*WHAT THE TASK REQUIRES*.
Keep the wording of each record exactly the same when you repeat it, and leave out pictures.

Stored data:
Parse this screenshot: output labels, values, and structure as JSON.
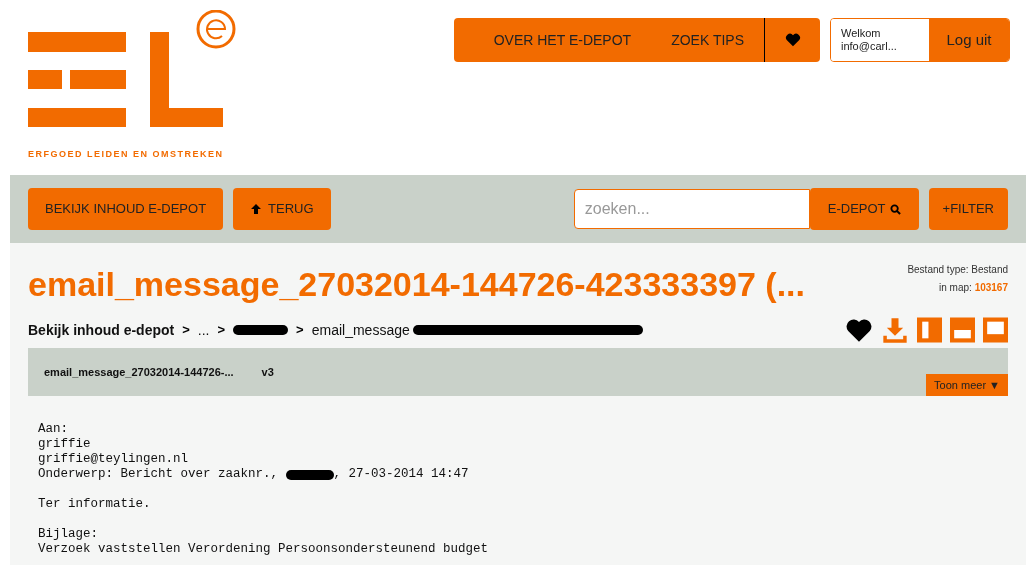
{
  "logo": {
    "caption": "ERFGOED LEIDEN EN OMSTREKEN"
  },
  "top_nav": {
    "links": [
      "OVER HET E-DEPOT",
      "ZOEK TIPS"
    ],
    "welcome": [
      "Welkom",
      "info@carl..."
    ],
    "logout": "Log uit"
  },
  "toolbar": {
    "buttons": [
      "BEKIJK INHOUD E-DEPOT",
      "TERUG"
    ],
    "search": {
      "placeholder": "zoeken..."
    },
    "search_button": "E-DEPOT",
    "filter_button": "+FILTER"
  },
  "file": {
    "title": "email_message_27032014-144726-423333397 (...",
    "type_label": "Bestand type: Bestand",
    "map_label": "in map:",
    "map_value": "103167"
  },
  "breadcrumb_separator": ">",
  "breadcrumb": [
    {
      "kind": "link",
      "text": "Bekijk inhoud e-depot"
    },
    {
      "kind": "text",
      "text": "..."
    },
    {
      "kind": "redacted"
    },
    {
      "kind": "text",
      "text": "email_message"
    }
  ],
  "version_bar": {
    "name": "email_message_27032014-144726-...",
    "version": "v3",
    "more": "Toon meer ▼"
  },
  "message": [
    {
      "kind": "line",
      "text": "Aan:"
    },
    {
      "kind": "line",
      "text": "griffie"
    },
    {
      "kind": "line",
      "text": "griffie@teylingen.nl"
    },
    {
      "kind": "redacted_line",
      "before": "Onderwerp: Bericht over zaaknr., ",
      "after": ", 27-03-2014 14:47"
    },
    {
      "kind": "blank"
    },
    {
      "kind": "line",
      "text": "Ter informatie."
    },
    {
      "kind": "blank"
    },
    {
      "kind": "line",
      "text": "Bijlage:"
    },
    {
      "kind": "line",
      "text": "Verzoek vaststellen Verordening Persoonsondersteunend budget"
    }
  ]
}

*SOLVED PROBLEM*.
Parse this screenshot: output labels, values, and structure as JSON.
{
  "logo": {
    "caption": "ERFGOED LEIDEN EN OMSTREKEN"
  },
  "top_nav": {
    "links": [
      "OVER HET E-DEPOT",
      "ZOEK TIPS"
    ],
    "welcome": [
      "Welkom",
      "info@carl..."
    ],
    "logout": "Log uit"
  },
  "toolbar": {
    "buttons": [
      "BEKIJK INHOUD E-DEPOT",
      "TERUG"
    ],
    "search": {
      "placeholder": "zoeken..."
    },
    "search_button": "E-DEPOT",
    "filter_button": "+FILTER"
  },
  "file": {
    "title": "email_message_27032014-144726-423333397 (...",
    "type_label": "Bestand type: Bestand",
    "map_label": "in map:",
    "map_value": "103167"
  },
  "breadcrumb_separator": ">",
  "breadcrumb": [
    {
      "kind": "link",
      "text": "Bekijk inhoud e-depot"
    },
    {
      "kind": "text",
      "text": "..."
    },
    {
      "kind": "redacted"
    },
    {
      "kind": "text",
      "text": "email_message"
    }
  ],
  "version_bar": {
    "name": "email_message_27032014-144726-...",
    "version": "v3",
    "more": "Toon meer ▼"
  },
  "message": [
    {
      "kind": "line",
      "text": "Aan:"
    },
    {
      "kind": "line",
      "text": "griffie"
    },
    {
      "kind": "line",
      "text": "griffie@teylingen.nl"
    },
    {
      "kind": "redacted_line",
      "before": "Onderwerp: Bericht over zaaknr., ",
      "after": ", 27-03-2014 14:47"
    },
    {
      "kind": "blank"
    },
    {
      "kind": "line",
      "text": "Ter informatie."
    },
    {
      "kind": "blank"
    },
    {
      "kind": "line",
      "text": "Bijlage:"
    },
    {
      "kind": "line",
      "text": "Verzoek vaststellen Verordening Persoonsondersteunend budget"
    }
  ]
}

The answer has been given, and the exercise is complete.